● **Task instructions**: All entries below need to be written out exactly, but without their pictures.

● **Data to process**:
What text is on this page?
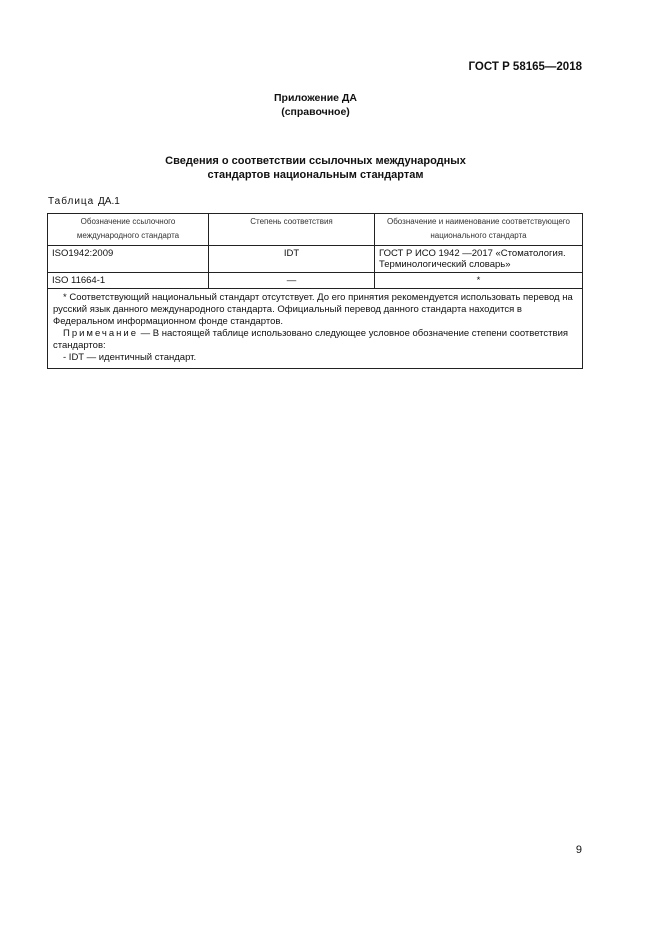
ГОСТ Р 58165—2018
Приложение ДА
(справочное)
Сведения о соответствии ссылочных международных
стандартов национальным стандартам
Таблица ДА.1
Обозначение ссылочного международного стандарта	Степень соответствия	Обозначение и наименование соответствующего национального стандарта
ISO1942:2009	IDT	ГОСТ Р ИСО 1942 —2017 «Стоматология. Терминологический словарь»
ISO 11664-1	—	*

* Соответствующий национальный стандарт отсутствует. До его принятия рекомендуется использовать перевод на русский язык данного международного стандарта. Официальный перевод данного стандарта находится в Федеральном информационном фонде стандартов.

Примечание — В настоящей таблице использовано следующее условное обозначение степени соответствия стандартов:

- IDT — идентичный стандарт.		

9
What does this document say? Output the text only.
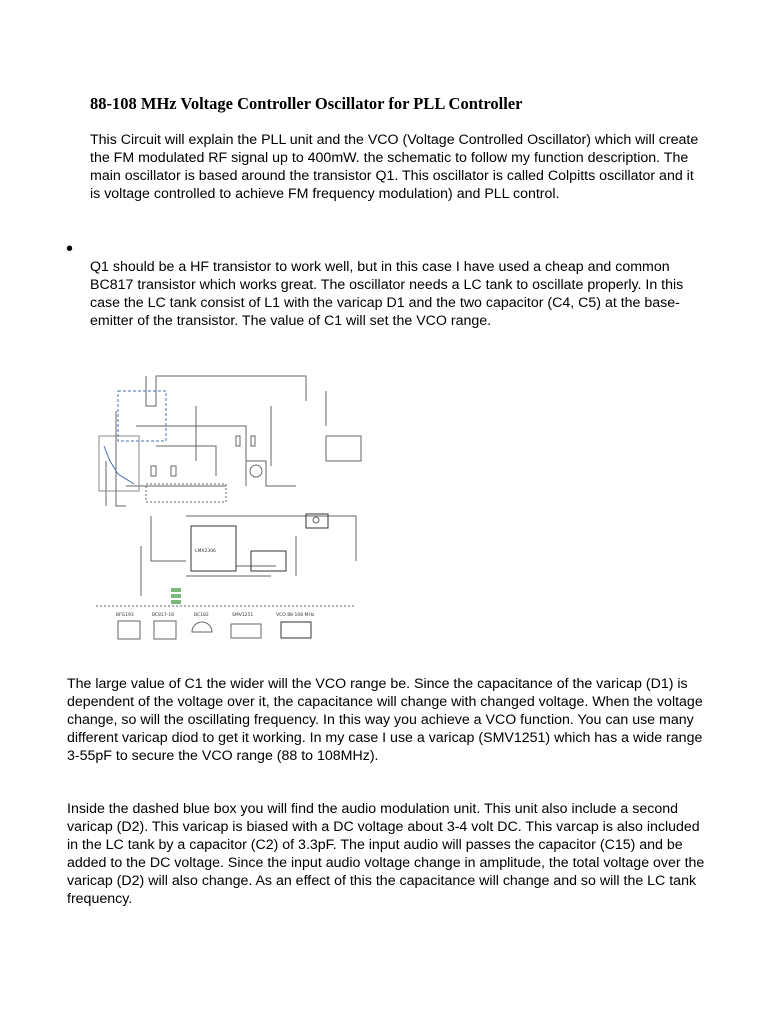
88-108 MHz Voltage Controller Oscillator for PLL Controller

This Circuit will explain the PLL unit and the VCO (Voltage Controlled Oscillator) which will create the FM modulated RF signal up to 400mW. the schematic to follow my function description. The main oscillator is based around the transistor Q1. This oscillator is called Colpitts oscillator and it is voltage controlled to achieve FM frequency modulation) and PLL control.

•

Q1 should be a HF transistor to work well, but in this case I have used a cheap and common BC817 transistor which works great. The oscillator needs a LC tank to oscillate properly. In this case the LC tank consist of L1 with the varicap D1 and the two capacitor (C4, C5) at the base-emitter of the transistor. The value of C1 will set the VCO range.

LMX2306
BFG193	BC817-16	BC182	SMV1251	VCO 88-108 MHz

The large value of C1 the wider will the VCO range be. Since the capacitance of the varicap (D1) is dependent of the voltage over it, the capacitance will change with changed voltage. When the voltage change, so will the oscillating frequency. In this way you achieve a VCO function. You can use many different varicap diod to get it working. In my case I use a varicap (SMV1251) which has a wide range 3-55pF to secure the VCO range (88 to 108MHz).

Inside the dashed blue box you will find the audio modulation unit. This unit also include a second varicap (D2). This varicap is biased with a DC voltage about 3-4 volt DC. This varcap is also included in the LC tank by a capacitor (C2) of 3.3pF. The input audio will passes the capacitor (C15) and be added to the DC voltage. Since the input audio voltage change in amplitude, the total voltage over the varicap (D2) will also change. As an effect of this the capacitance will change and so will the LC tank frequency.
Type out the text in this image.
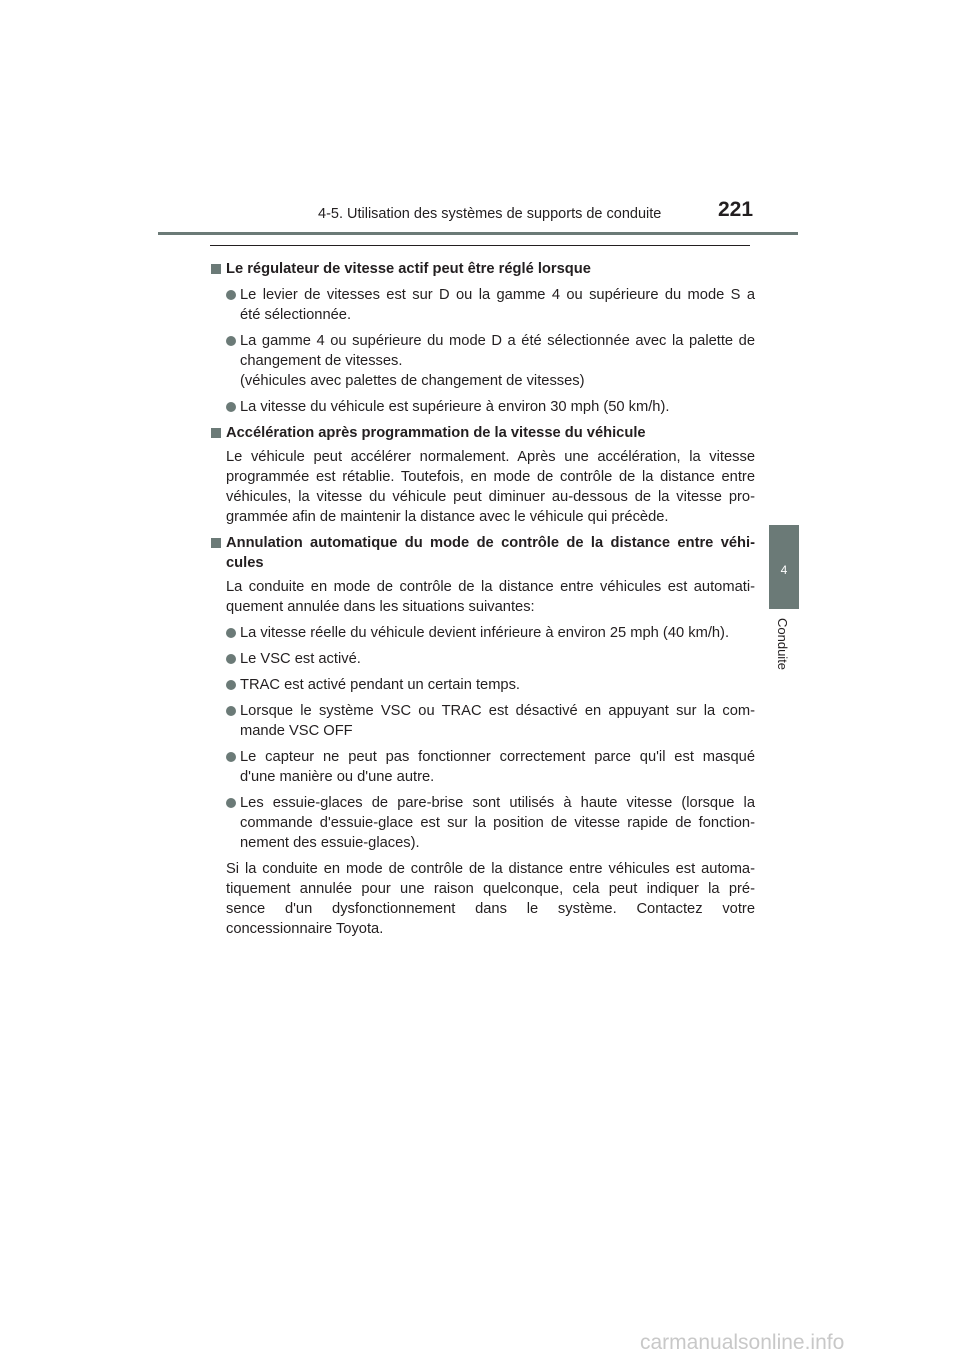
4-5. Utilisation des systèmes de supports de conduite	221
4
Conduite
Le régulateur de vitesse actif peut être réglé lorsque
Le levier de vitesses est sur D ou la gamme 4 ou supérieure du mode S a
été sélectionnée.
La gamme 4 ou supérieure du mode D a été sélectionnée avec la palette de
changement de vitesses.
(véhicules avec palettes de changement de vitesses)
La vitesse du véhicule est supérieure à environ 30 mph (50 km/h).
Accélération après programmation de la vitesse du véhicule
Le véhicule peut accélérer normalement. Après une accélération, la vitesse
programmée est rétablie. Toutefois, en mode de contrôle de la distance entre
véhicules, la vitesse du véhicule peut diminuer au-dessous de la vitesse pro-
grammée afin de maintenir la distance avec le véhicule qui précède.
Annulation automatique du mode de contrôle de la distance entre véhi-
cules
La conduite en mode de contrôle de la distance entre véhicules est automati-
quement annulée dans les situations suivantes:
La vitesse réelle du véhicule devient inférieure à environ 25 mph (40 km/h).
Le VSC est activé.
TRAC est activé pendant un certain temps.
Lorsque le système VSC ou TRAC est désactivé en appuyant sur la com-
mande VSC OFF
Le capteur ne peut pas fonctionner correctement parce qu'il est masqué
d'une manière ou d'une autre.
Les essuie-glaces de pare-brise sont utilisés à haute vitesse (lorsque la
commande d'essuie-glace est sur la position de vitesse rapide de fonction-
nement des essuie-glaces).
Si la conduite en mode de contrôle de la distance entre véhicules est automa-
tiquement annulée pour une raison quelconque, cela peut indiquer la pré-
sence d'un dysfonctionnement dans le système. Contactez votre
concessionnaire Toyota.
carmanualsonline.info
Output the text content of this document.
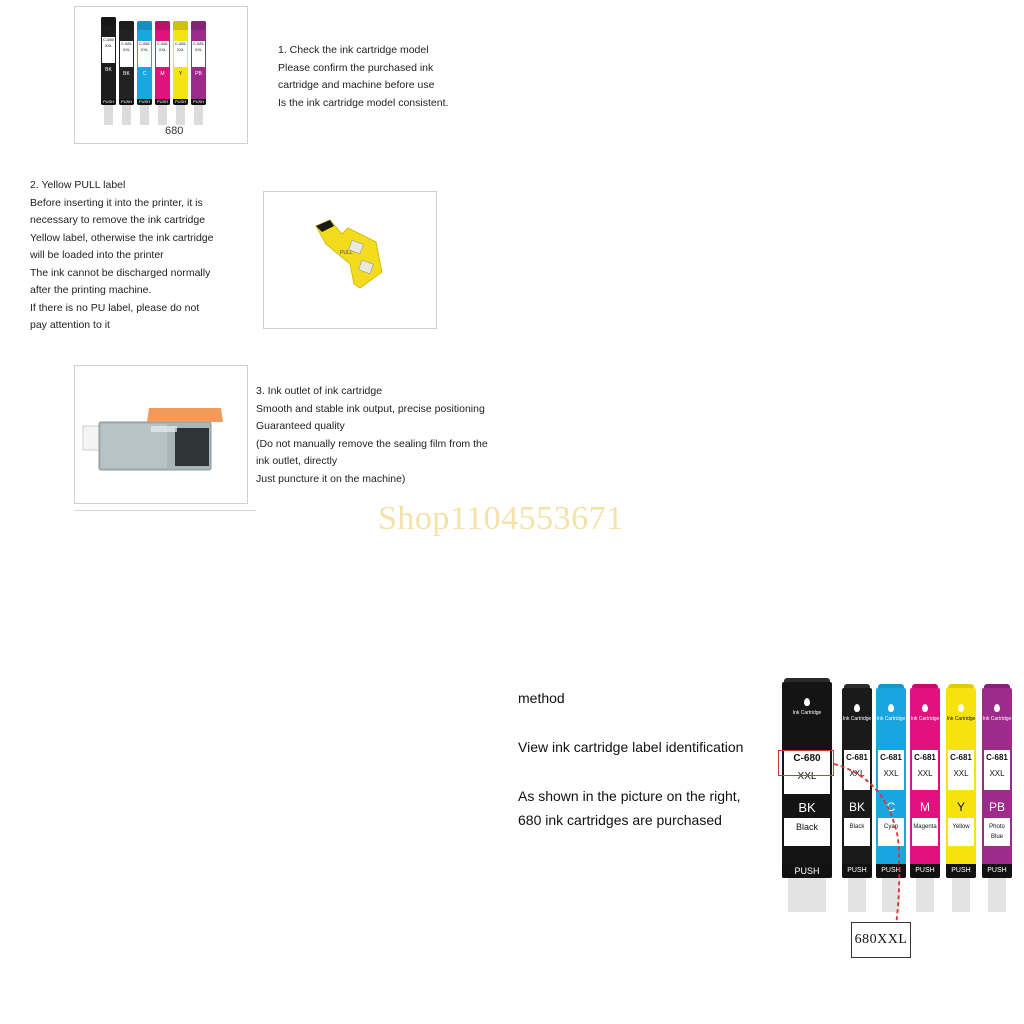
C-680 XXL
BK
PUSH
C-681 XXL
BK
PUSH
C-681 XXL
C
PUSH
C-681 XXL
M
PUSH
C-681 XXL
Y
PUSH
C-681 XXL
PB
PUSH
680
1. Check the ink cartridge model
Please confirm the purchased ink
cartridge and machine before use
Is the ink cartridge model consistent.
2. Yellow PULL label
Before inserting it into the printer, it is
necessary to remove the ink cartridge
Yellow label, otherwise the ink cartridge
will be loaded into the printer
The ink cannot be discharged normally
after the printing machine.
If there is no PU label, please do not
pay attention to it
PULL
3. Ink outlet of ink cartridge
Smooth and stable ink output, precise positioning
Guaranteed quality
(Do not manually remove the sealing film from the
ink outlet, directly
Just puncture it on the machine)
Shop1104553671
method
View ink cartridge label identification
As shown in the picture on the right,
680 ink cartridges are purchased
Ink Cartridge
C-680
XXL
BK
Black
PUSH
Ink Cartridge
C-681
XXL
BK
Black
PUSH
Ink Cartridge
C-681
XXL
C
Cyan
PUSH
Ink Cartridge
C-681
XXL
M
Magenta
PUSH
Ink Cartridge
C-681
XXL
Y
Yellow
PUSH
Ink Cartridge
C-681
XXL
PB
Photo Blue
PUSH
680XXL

● **The output**:
What text is on this page?
ГОСТ Р 58165—2018
Приложение ДА
(справочное)
Сведения о соответствии ссылочных международных
стандартов национальным стандартам
Таблица ДА.1
Обозначение ссылочного международного стандарта	Степень соответствия	Обозначение и наименование соответствующего национального стандарта
ISO1942:2009	IDT	ГОСТ Р ИСО 1942 —2017 «Стоматология. Терминологический словарь»
ISO 11664-1	—	*

* Соответствующий национальный стандарт отсутствует. До его принятия рекомендуется использовать перевод на русский язык данного международного стандарта. Официальный перевод данного стандарта находится в Федеральном информационном фонде стандартов.

Примечание — В настоящей таблице использовано следующее условное обозначение степени соответствия стандартов:

- IDT — идентичный стандарт.		

9
What does this document say? Output the text only.
88-108 MHz Voltage Controller Oscillator for PLL Controller

This Circuit will explain the PLL unit and the VCO (Voltage Controlled Oscillator) which will create the FM modulated RF signal up to 400mW. the schematic to follow my function description. The main oscillator is based around the transistor Q1. This oscillator is called Colpitts oscillator and it is voltage controlled to achieve FM frequency modulation) and PLL control.

•

Q1 should be a HF transistor to work well, but in this case I have used a cheap and common BC817 transistor which works great. The oscillator needs a LC tank to oscillate properly. In this case the LC tank consist of L1 with the varicap D1 and the two capacitor (C4, C5) at the base-emitter of the transistor. The value of C1 will set the VCO range.

LMX2306
BFG193	BC817-16	BC182	SMV1251	VCO 88-108 MHz

The large value of C1 the wider will the VCO range be. Since the capacitance of the varicap (D1) is dependent of the voltage over it, the capacitance will change with changed voltage. When the voltage change, so will the oscillating frequency. In this way you achieve a VCO function. You can use many different varicap diod to get it working. In my case I use a varicap (SMV1251) which has a wide range 3-55pF to secure the VCO range (88 to 108MHz).

Inside the dashed blue box you will find the audio modulation unit. This unit also include a second varicap (D2). This varicap is biased with a DC voltage about 3-4 volt DC. This varcap is also included in the LC tank by a capacitor (C2) of 3.3pF. The input audio will passes the capacitor (C15) and be added to the DC voltage. Since the input audio voltage change in amplitude, the total voltage over the varicap (D2) will also change. As an effect of this the capacitance will change and so will the LC tank frequency.
Type out the text in this image.
4-5. Utilisation des systèmes de supports de conduite	221
4
Conduite
Le régulateur de vitesse actif peut être réglé lorsque
Le levier de vitesses est sur D ou la gamme 4 ou supérieure du mode S a
été sélectionnée.
La gamme 4 ou supérieure du mode D a été sélectionnée avec la palette de
changement de vitesses.
(véhicules avec palettes de changement de vitesses)
La vitesse du véhicule est supérieure à environ 30 mph (50 km/h).
Accélération après programmation de la vitesse du véhicule
Le véhicule peut accélérer normalement. Après une accélération, la vitesse
programmée est rétablie. Toutefois, en mode de contrôle de la distance entre
véhicules, la vitesse du véhicule peut diminuer au-dessous de la vitesse pro-
grammée afin de maintenir la distance avec le véhicule qui précède.
Annulation automatique du mode de contrôle de la distance entre véhi-
cules
La conduite en mode de contrôle de la distance entre véhicules est automati-
quement annulée dans les situations suivantes:
La vitesse réelle du véhicule devient inférieure à environ 25 mph (40 km/h).
Le VSC est activé.
TRAC est activé pendant un certain temps.
Lorsque le système VSC ou TRAC est désactivé en appuyant sur la com-
mande VSC OFF
Le capteur ne peut pas fonctionner correctement parce qu'il est masqué
d'une manière ou d'une autre.
Les essuie-glaces de pare-brise sont utilisés à haute vitesse (lorsque la
commande d'essuie-glace est sur la position de vitesse rapide de fonction-
nement des essuie-glaces).
Si la conduite en mode de contrôle de la distance entre véhicules est automa-
tiquement annulée pour une raison quelconque, cela peut indiquer la pré-
sence d'un dysfonctionnement dans le système. Contactez votre
concessionnaire Toyota.
carmanualsonline.info
Output the text content of this document.
C-680 XXL
BK
PUSH
C-681 XXL
BK
PUSH
C-681 XXL
C
PUSH
C-681 XXL
M
PUSH
C-681 XXL
Y
PUSH
C-681 XXL
PB
PUSH
680
1. Check the ink cartridge model
Please confirm the purchased ink
cartridge and machine before use
Is the ink cartridge model consistent.
2. Yellow PULL label
Before inserting it into the printer, it is
necessary to remove the ink cartridge
Yellow label, otherwise the ink cartridge
will be loaded into the printer
The ink cannot be discharged normally
after the printing machine.
If there is no PU label, please do not
pay attention to it
PULL
3. Ink outlet of ink cartridge
Smooth and stable ink output, precise positioning
Guaranteed quality
(Do not manually remove the sealing film from the
ink outlet, directly
Just puncture it on the machine)
Shop1104553671
method
View ink cartridge label identification
As shown in the picture on the right,
680 ink cartridges are purchased
Ink Cartridge
C-680
XXL
BK
Black
PUSH
Ink Cartridge
C-681
XXL
BK
Black
PUSH
Ink Cartridge
C-681
XXL
C
Cyan
PUSH
Ink Cartridge
C-681
XXL
M
Magenta
PUSH
Ink Cartridge
C-681
XXL
Y
Yellow
PUSH
Ink Cartridge
C-681
XXL
PB
Photo Blue
PUSH
680XXL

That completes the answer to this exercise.